» **EXERCISE DETAILS**:
Each entry in the listing below should be restated word for word.

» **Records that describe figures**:
+-------+

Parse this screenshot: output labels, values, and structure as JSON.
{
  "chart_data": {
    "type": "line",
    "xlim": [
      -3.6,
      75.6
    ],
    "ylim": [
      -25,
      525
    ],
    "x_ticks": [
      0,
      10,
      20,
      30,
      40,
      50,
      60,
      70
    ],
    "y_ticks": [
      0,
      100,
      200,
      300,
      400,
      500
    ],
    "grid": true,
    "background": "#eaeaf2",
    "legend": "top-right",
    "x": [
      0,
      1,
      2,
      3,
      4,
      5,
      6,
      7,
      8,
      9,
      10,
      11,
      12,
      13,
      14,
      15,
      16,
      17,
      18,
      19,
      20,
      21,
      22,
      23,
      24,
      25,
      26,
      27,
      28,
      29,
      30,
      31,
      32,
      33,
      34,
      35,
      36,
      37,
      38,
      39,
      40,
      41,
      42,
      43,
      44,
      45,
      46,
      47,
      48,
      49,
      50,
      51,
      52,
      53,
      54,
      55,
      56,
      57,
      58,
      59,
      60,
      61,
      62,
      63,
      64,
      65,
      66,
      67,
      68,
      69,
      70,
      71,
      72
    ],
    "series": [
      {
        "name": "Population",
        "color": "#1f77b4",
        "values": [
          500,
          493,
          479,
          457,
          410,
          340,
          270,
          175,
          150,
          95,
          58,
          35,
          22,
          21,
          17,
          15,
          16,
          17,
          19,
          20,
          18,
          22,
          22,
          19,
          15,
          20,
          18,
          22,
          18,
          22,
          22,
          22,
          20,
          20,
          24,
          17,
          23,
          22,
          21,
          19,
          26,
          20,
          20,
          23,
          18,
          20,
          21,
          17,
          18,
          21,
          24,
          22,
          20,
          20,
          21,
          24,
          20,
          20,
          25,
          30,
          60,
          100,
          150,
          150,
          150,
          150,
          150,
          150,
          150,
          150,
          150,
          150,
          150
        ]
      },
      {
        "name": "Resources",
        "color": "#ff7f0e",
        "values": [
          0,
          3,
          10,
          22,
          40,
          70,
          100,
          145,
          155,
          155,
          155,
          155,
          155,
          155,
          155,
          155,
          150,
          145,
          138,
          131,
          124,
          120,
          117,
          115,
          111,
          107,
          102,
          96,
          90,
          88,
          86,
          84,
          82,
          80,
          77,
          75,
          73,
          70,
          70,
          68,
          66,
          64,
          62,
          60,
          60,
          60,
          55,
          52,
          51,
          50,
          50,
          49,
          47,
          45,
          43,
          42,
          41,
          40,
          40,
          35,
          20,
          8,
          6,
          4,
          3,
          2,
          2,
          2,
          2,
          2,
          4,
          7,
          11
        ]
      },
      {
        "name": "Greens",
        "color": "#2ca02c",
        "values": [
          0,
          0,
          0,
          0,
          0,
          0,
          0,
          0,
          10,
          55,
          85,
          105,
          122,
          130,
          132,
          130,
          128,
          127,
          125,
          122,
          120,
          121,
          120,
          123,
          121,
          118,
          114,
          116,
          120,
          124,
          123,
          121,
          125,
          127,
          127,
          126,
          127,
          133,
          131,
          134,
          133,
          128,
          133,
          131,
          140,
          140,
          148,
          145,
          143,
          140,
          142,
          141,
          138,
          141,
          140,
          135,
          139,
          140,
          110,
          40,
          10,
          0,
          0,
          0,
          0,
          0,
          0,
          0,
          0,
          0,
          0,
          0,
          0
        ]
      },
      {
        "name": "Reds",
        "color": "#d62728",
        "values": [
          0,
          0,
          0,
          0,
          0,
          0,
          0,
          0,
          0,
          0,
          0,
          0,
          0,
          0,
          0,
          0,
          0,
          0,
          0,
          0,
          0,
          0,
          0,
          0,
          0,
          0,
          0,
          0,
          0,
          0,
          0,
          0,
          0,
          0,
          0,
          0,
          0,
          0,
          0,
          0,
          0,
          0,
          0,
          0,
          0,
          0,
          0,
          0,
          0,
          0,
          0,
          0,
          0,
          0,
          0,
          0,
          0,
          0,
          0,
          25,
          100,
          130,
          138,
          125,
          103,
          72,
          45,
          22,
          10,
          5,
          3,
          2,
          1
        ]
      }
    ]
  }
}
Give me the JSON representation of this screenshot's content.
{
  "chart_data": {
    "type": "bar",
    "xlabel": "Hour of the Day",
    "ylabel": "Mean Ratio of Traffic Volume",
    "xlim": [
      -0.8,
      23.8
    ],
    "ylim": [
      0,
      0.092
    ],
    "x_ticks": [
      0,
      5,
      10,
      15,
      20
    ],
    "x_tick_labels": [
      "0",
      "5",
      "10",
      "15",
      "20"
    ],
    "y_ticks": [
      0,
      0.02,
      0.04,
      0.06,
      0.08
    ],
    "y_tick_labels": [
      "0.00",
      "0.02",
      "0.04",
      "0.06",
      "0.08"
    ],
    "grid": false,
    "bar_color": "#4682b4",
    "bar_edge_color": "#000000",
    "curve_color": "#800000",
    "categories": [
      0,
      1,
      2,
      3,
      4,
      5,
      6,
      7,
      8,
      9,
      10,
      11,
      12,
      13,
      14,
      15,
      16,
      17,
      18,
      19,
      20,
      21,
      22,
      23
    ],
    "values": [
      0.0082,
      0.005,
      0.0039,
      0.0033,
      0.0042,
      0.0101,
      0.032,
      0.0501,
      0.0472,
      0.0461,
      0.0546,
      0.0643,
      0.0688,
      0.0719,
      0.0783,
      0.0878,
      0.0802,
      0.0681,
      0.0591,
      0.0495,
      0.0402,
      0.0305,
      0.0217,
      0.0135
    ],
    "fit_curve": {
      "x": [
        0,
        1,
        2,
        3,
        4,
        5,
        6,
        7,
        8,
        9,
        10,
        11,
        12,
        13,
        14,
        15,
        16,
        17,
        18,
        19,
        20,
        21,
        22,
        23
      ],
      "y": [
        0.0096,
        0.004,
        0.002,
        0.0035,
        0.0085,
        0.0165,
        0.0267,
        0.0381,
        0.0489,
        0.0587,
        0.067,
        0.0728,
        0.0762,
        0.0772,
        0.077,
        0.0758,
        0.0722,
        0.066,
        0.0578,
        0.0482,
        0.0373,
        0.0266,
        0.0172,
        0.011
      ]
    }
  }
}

+-------+

» **SOLUTION BELOW**:
Parse this screenshot: output labels, values, and structure as JSON.
{
  "chart_data": {
    "type": "line",
    "xlim": [
      -3.6,
      75.6
    ],
    "ylim": [
      -25,
      525
    ],
    "x_ticks": [
      0,
      10,
      20,
      30,
      40,
      50,
      60,
      70
    ],
    "y_ticks": [
      0,
      100,
      200,
      300,
      400,
      500
    ],
    "grid": true,
    "background": "#eaeaf2",
    "legend": "top-right",
    "x": [
      0,
      1,
      2,
      3,
      4,
      5,
      6,
      7,
      8,
      9,
      10,
      11,
      12,
      13,
      14,
      15,
      16,
      17,
      18,
      19,
      20,
      21,
      22,
      23,
      24,
      25,
      26,
      27,
      28,
      29,
      30,
      31,
      32,
      33,
      34,
      35,
      36,
      37,
      38,
      39,
      40,
      41,
      42,
      43,
      44,
      45,
      46,
      47,
      48,
      49,
      50,
      51,
      52,
      53,
      54,
      55,
      56,
      57,
      58,
      59,
      60,
      61,
      62,
      63,
      64,
      65,
      66,
      67,
      68,
      69,
      70,
      71,
      72
    ],
    "series": [
      {
        "name": "Population",
        "color": "#1f77b4",
        "values": [
          500,
          493,
          479,
          457,
          410,
          340,
          270,
          175,
          150,
          95,
          58,
          35,
          22,
          21,
          17,
          15,
          16,
          17,
          19,
          20,
          18,
          22,
          22,
          19,
          15,
          20,
          18,
          22,
          18,
          22,
          22,
          22,
          20,
          20,
          24,
          17,
          23,
          22,
          21,
          19,
          26,
          20,
          20,
          23,
          18,
          20,
          21,
          17,
          18,
          21,
          24,
          22,
          20,
          20,
          21,
          24,
          20,
          20,
          25,
          30,
          60,
          100,
          150,
          150,
          150,
          150,
          150,
          150,
          150,
          150,
          150,
          150,
          150
        ]
      },
      {
        "name": "Resources",
        "color": "#ff7f0e",
        "values": [
          0,
          3,
          10,
          22,
          40,
          70,
          100,
          145,
          155,
          155,
          155,
          155,
          155,
          155,
          155,
          155,
          150,
          145,
          138,
          131,
          124,
          120,
          117,
          115,
          111,
          107,
          102,
          96,
          90,
          88,
          86,
          84,
          82,
          80,
          77,
          75,
          73,
          70,
          70,
          68,
          66,
          64,
          62,
          60,
          60,
          60,
          55,
          52,
          51,
          50,
          50,
          49,
          47,
          45,
          43,
          42,
          41,
          40,
          40,
          35,
          20,
          8,
          6,
          4,
          3,
          2,
          2,
          2,
          2,
          2,
          4,
          7,
          11
        ]
      },
      {
        "name": "Greens",
        "color": "#2ca02c",
        "values": [
          0,
          0,
          0,
          0,
          0,
          0,
          0,
          0,
          10,
          55,
          85,
          105,
          122,
          130,
          132,
          130,
          128,
          127,
          125,
          122,
          120,
          121,
          120,
          123,
          121,
          118,
          114,
          116,
          120,
          124,
          123,
          121,
          125,
          127,
          127,
          126,
          127,
          133,
          131,
          134,
          133,
          128,
          133,
          131,
          140,
          140,
          148,
          145,
          143,
          140,
          142,
          141,
          138,
          141,
          140,
          135,
          139,
          140,
          110,
          40,
          10,
          0,
          0,
          0,
          0,
          0,
          0,
          0,
          0,
          0,
          0,
          0,
          0
        ]
      },
      {
        "name": "Reds",
        "color": "#d62728",
        "values": [
          0,
          0,
          0,
          0,
          0,
          0,
          0,
          0,
          0,
          0,
          0,
          0,
          0,
          0,
          0,
          0,
          0,
          0,
          0,
          0,
          0,
          0,
          0,
          0,
          0,
          0,
          0,
          0,
          0,
          0,
          0,
          0,
          0,
          0,
          0,
          0,
          0,
          0,
          0,
          0,
          0,
          0,
          0,
          0,
          0,
          0,
          0,
          0,
          0,
          0,
          0,
          0,
          0,
          0,
          0,
          0,
          0,
          0,
          0,
          25,
          100,
          130,
          138,
          125,
          103,
          72,
          45,
          22,
          10,
          5,
          3,
          2,
          1
        ]
      }
    ]
  }
}
Give me the JSON representation of this screenshot's content.
{
  "chart_data": {
    "type": "bar",
    "xlabel": "Hour of the Day",
    "ylabel": "Mean Ratio of Traffic Volume",
    "xlim": [
      -0.8,
      23.8
    ],
    "ylim": [
      0,
      0.092
    ],
    "x_ticks": [
      0,
      5,
      10,
      15,
      20
    ],
    "x_tick_labels": [
      "0",
      "5",
      "10",
      "15",
      "20"
    ],
    "y_ticks": [
      0,
      0.02,
      0.04,
      0.06,
      0.08
    ],
    "y_tick_labels": [
      "0.00",
      "0.02",
      "0.04",
      "0.06",
      "0.08"
    ],
    "grid": false,
    "bar_color": "#4682b4",
    "bar_edge_color": "#000000",
    "curve_color": "#800000",
    "categories": [
      0,
      1,
      2,
      3,
      4,
      5,
      6,
      7,
      8,
      9,
      10,
      11,
      12,
      13,
      14,
      15,
      16,
      17,
      18,
      19,
      20,
      21,
      22,
      23
    ],
    "values": [
      0.0082,
      0.005,
      0.0039,
      0.0033,
      0.0042,
      0.0101,
      0.032,
      0.0501,
      0.0472,
      0.0461,
      0.0546,
      0.0643,
      0.0688,
      0.0719,
      0.0783,
      0.0878,
      0.0802,
      0.0681,
      0.0591,
      0.0495,
      0.0402,
      0.0305,
      0.0217,
      0.0135
    ],
    "fit_curve": {
      "x": [
        0,
        1,
        2,
        3,
        4,
        5,
        6,
        7,
        8,
        9,
        10,
        11,
        12,
        13,
        14,
        15,
        16,
        17,
        18,
        19,
        20,
        21,
        22,
        23
      ],
      "y": [
        0.0096,
        0.004,
        0.002,
        0.0035,
        0.0085,
        0.0165,
        0.0267,
        0.0381,
        0.0489,
        0.0587,
        0.067,
        0.0728,
        0.0762,
        0.0772,
        0.077,
        0.0758,
        0.0722,
        0.066,
        0.0578,
        0.0482,
        0.0373,
        0.0266,
        0.0172,
        0.011
      ]
    }
  }
}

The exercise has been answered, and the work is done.